= Records excerpted from a collection =
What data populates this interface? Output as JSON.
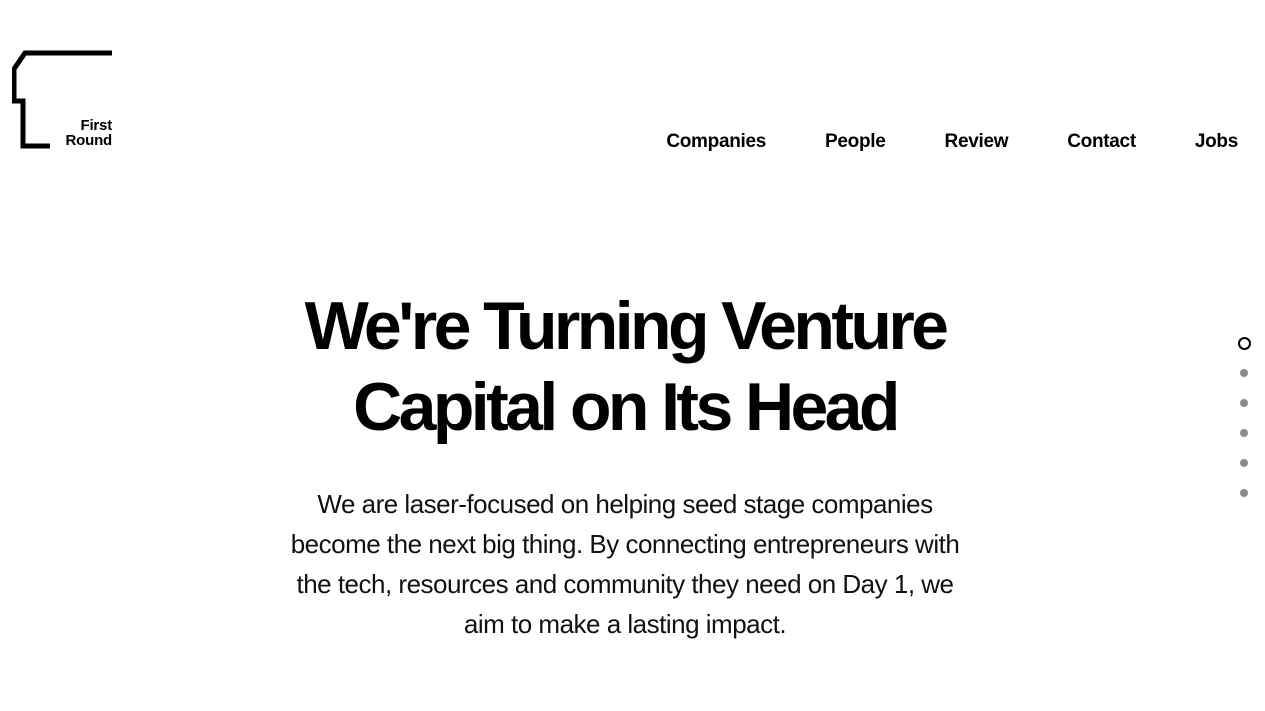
{
  "brand": {
    "line1": "First",
    "line2": "Round"
  },
  "nav": {
    "items": [
      "Companies",
      "People",
      "Review",
      "Contact",
      "Jobs"
    ]
  },
  "hero": {
    "title_line1": "We're Turning Venture",
    "title_line2": "Capital on Its Head",
    "body": "We are laser-focused on helping seed stage companies become the next big thing. By connecting entrepreneurs with the tech, resources and community they need on Day 1, we aim to make a lasting impact."
  },
  "section_dots": {
    "count": 6,
    "active_index": 0
  },
  "colors": {
    "text": "#000000",
    "background": "#ffffff",
    "inactive_dot": "#8c8c8c"
  }
}
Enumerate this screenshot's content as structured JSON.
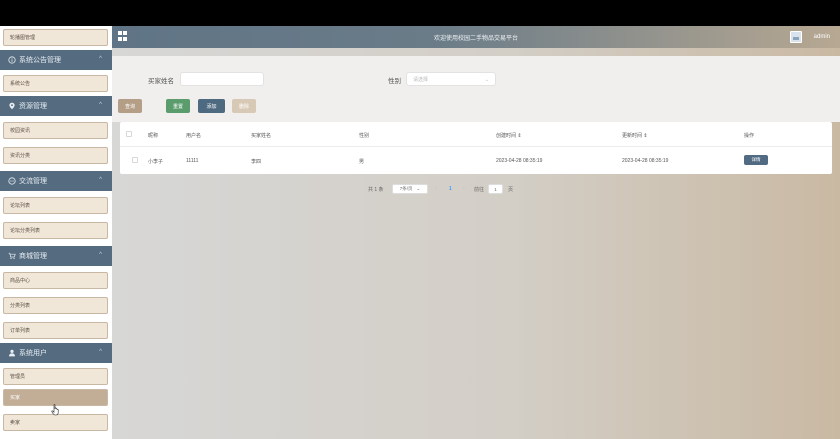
{
  "header": {
    "title": "欢迎使用校园二手物品交易平台",
    "username": "admin"
  },
  "sidebar": {
    "top_item": "轮播图管理",
    "groups": [
      {
        "label": "系统公告管理",
        "icon": "info-circle-icon",
        "items": [
          "系统公告"
        ]
      },
      {
        "label": "资源管理",
        "icon": "location-pin-icon",
        "items": [
          "校园资讯",
          "资讯分类"
        ]
      },
      {
        "label": "交流管理",
        "icon": "chat-bubble-icon",
        "items": [
          "论坛列表",
          "论坛分类列表"
        ]
      },
      {
        "label": "商城管理",
        "icon": "cart-icon",
        "items": [
          "商品中心",
          "分类列表",
          "订单列表"
        ]
      },
      {
        "label": "系统用户",
        "icon": "user-icon",
        "items": [
          "管理员",
          "买家",
          "卖家"
        ]
      }
    ],
    "active_item": "买家"
  },
  "search": {
    "name_label": "买家姓名",
    "name_value": "",
    "gender_label": "性别",
    "gender_placeholder": "请选择"
  },
  "buttons": {
    "query": "查询",
    "reset": "重置",
    "add": "添加",
    "delete": "删除"
  },
  "table": {
    "columns": [
      "昵称",
      "用户名",
      "买家姓名",
      "性别",
      "创建时间 ⇕",
      "更新时间 ⇕",
      "操作"
    ],
    "rows": [
      {
        "nickname": "小李子",
        "username": "11111",
        "name": "李四",
        "gender": "男",
        "created": "2023-04-28 08:35:19",
        "updated": "2023-04-28 08:35:19",
        "action": "详情"
      }
    ]
  },
  "pagination": {
    "total": "共 1 条",
    "page_size": "7条/页",
    "current_page": "1",
    "goto_label": "前往",
    "goto_value": "1",
    "page_unit": "页"
  },
  "colors": {
    "sidebar_group": "#546b80",
    "active_item": "#c2ad97",
    "query_button": "#b59e86",
    "reset_button": "#5b9c6d",
    "add_button": "#4e6a80",
    "delete_button": "#d8c9b6",
    "accent_page": "#409eff"
  }
}
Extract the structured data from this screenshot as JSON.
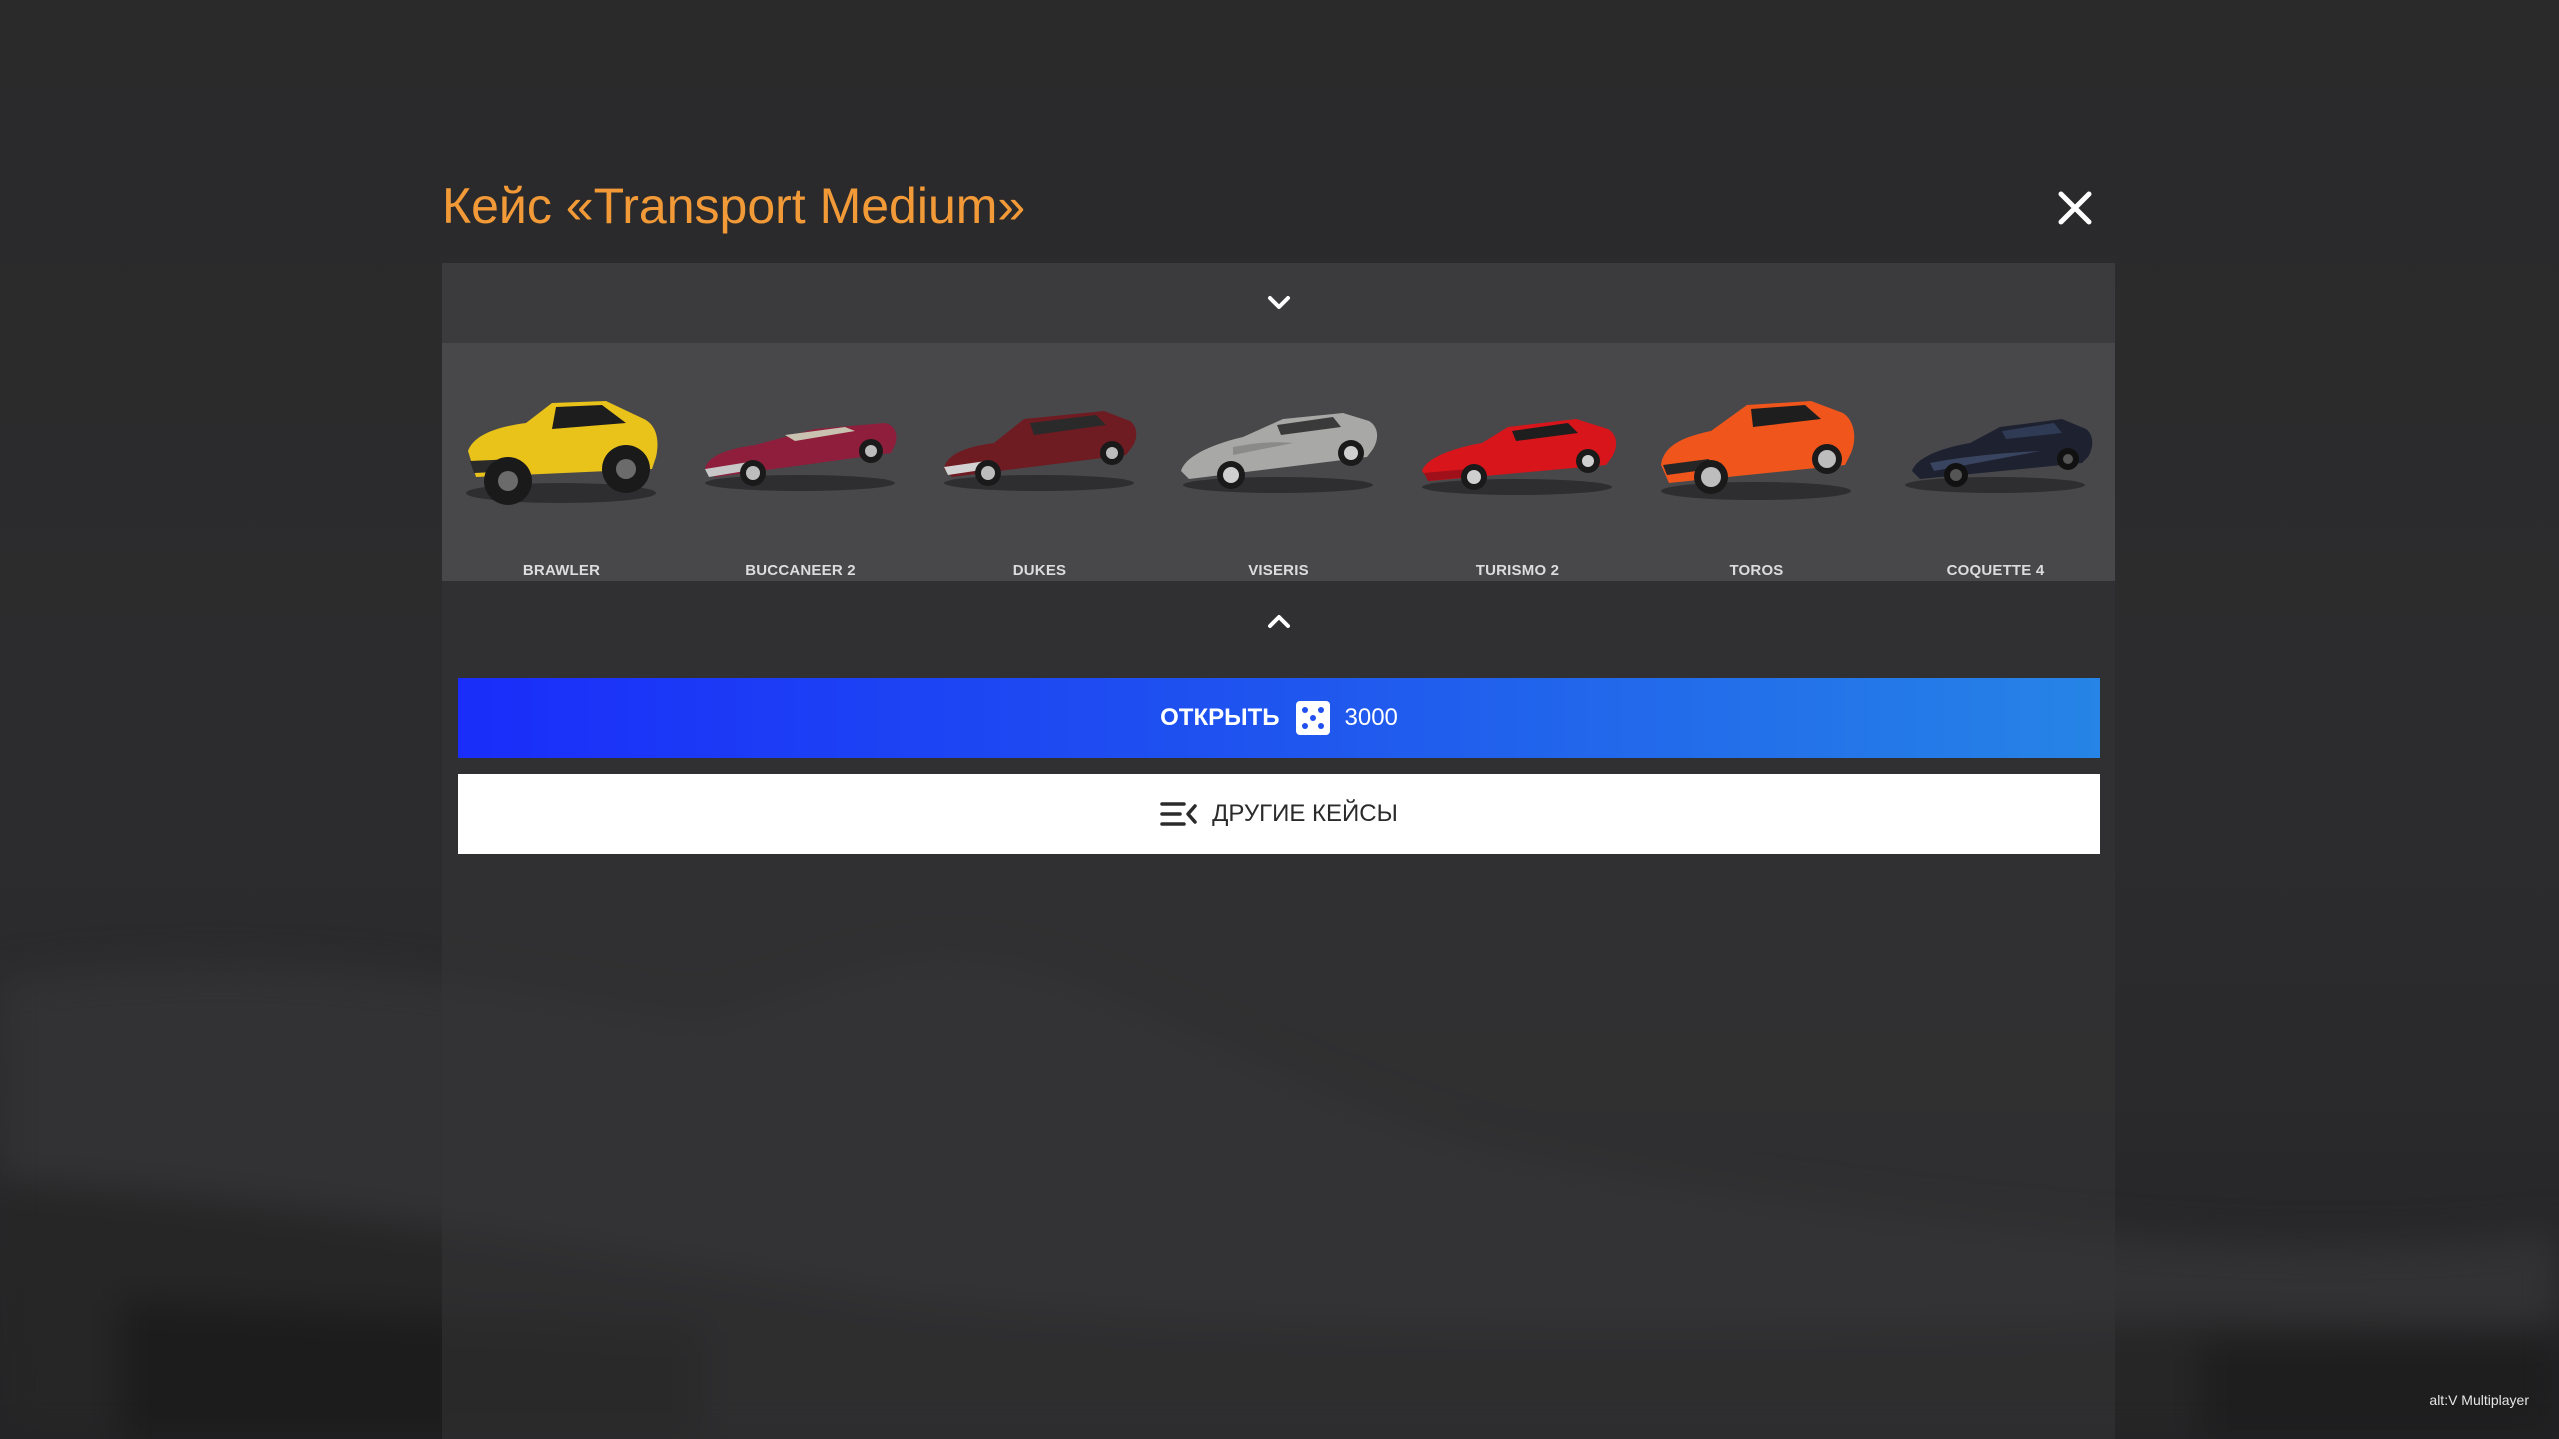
{
  "modal": {
    "title": "Кейс «Transport Medium»",
    "close_icon": "close-icon",
    "accent_color": "#f39a38"
  },
  "strip": {
    "scroll_up_icon": "chevron-down-icon",
    "scroll_down_icon": "chevron-up-icon",
    "cars": [
      {
        "label": "BRAWLER",
        "color": "#e9c21a"
      },
      {
        "label": "BUCCANEER 2",
        "color": "#8e1e3c"
      },
      {
        "label": "DUKES",
        "color": "#6e1b22"
      },
      {
        "label": "VISERIS",
        "color": "#a8a8a6"
      },
      {
        "label": "TURISMO 2",
        "color": "#d8151b"
      },
      {
        "label": "TOROS",
        "color": "#f0561c"
      },
      {
        "label": "COQUETTE 4",
        "color": "#1e2230"
      }
    ]
  },
  "actions": {
    "open_label": "ОТКРЫТЬ",
    "open_price": "3000",
    "currency_icon": "dice-icon",
    "other_label": "ДРУГИЕ КЕЙСЫ",
    "other_icon": "list-collapse-icon",
    "open_gradient": [
      "#1a2dfa",
      "#2684e6"
    ]
  },
  "watermark": "alt:V Multiplayer"
}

= Short exercise =
Output the line containing "Extract the structured" along with every line after it to the end of the material, exactly as written, but without pictures.

= Exercise output =
Extract the structured data from this screenshot as JSON.
{
  "modal": {
    "title": "Кейс «Transport Medium»",
    "close_icon": "close-icon",
    "accent_color": "#f39a38"
  },
  "strip": {
    "scroll_up_icon": "chevron-down-icon",
    "scroll_down_icon": "chevron-up-icon",
    "cars": [
      {
        "label": "BRAWLER",
        "color": "#e9c21a"
      },
      {
        "label": "BUCCANEER 2",
        "color": "#8e1e3c"
      },
      {
        "label": "DUKES",
        "color": "#6e1b22"
      },
      {
        "label": "VISERIS",
        "color": "#a8a8a6"
      },
      {
        "label": "TURISMO 2",
        "color": "#d8151b"
      },
      {
        "label": "TOROS",
        "color": "#f0561c"
      },
      {
        "label": "COQUETTE 4",
        "color": "#1e2230"
      }
    ]
  },
  "actions": {
    "open_label": "ОТКРЫТЬ",
    "open_price": "3000",
    "currency_icon": "dice-icon",
    "other_label": "ДРУГИЕ КЕЙСЫ",
    "other_icon": "list-collapse-icon",
    "open_gradient": [
      "#1a2dfa",
      "#2684e6"
    ]
  },
  "watermark": "alt:V Multiplayer"
}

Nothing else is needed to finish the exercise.